Task description: Transcribe the entries below, starting at the line that contains "Output each element" and ending with the line that contains "pdf-page-text: 纪人朴大英。于是我联系朴大英，让他联系郭今兰拿钱，数目是 50".

Provided entries:
----------------------------------------
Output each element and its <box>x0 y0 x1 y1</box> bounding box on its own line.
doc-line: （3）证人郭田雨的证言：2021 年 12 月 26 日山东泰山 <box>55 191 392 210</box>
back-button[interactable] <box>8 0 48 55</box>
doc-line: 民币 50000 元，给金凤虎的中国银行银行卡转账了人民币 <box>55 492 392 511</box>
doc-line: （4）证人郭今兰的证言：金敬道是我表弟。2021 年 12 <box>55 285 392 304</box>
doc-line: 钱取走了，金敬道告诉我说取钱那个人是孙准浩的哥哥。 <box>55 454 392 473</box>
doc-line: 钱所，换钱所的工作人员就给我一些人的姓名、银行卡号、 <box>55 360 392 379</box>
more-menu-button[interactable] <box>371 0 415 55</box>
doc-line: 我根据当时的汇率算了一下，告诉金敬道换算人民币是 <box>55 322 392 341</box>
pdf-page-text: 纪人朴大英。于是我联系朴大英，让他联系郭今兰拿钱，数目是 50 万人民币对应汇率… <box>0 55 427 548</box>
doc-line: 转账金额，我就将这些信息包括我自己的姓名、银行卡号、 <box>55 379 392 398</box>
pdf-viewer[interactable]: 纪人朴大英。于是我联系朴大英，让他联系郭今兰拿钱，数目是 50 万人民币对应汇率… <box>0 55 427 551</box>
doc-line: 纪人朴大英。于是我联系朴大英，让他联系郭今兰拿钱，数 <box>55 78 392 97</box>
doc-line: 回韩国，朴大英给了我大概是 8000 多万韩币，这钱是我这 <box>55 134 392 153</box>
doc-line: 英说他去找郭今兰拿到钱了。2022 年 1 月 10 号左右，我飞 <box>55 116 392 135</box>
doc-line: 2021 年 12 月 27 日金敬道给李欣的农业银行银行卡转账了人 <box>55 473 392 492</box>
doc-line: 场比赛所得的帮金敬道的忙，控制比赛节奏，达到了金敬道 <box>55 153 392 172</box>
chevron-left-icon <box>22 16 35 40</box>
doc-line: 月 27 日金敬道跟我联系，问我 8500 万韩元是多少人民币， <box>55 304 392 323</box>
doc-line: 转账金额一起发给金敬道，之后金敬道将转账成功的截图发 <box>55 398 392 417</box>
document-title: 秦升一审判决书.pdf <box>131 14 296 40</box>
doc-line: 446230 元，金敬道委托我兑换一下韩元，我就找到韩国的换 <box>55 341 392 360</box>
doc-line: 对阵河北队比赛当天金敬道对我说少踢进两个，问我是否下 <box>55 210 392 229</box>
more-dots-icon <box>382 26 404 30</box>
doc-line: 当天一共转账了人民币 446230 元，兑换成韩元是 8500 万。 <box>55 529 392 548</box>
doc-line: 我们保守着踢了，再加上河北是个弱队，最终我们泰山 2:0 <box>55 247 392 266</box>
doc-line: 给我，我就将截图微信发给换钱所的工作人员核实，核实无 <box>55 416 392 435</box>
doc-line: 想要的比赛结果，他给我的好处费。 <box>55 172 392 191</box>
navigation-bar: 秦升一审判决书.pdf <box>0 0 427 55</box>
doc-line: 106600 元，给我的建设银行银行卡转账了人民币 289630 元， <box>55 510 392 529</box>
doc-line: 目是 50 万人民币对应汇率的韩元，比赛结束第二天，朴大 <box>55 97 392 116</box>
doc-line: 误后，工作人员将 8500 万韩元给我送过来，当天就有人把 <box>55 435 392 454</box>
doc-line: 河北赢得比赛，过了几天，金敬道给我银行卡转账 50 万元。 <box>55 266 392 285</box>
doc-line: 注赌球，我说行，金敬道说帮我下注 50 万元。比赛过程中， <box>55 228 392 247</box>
----------------------------------------
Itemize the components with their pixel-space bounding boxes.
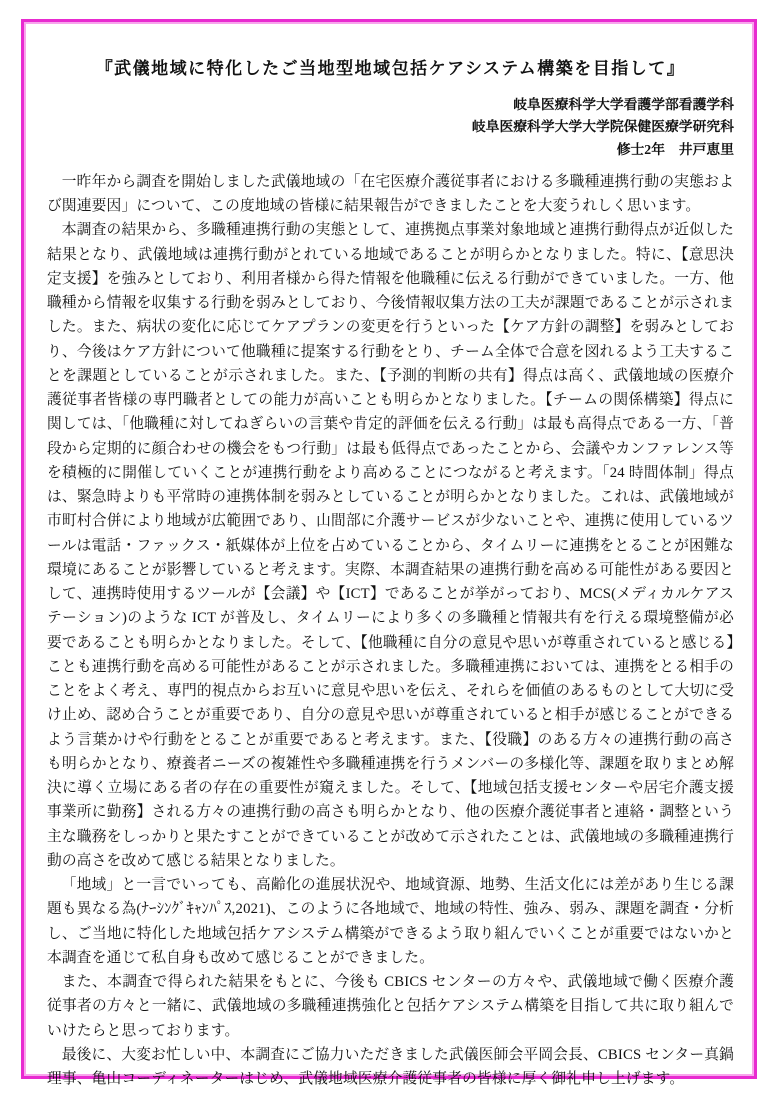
----------------------------------------
Result:
Output each element and its <box>x0 y0 x1 y1</box> bounding box on its own line.
doc-line: （3）证人郭田雨的证言：2021 年 12 月 26 日山东泰山 <box>55 191 392 210</box>
back-button[interactable] <box>8 0 48 55</box>
doc-line: 民币 50000 元，给金凤虎的中国银行银行卡转账了人民币 <box>55 492 392 511</box>
doc-line: （4）证人郭今兰的证言：金敬道是我表弟。2021 年 12 <box>55 285 392 304</box>
doc-line: 钱取走了，金敬道告诉我说取钱那个人是孙准浩的哥哥。 <box>55 454 392 473</box>
doc-line: 钱所，换钱所的工作人员就给我一些人的姓名、银行卡号、 <box>55 360 392 379</box>
more-menu-button[interactable] <box>371 0 415 55</box>
doc-line: 我根据当时的汇率算了一下，告诉金敬道换算人民币是 <box>55 322 392 341</box>
pdf-page-text: 纪人朴大英。于是我联系朴大英，让他联系郭今兰拿钱，数目是 50 万人民币对应汇率… <box>0 55 427 548</box>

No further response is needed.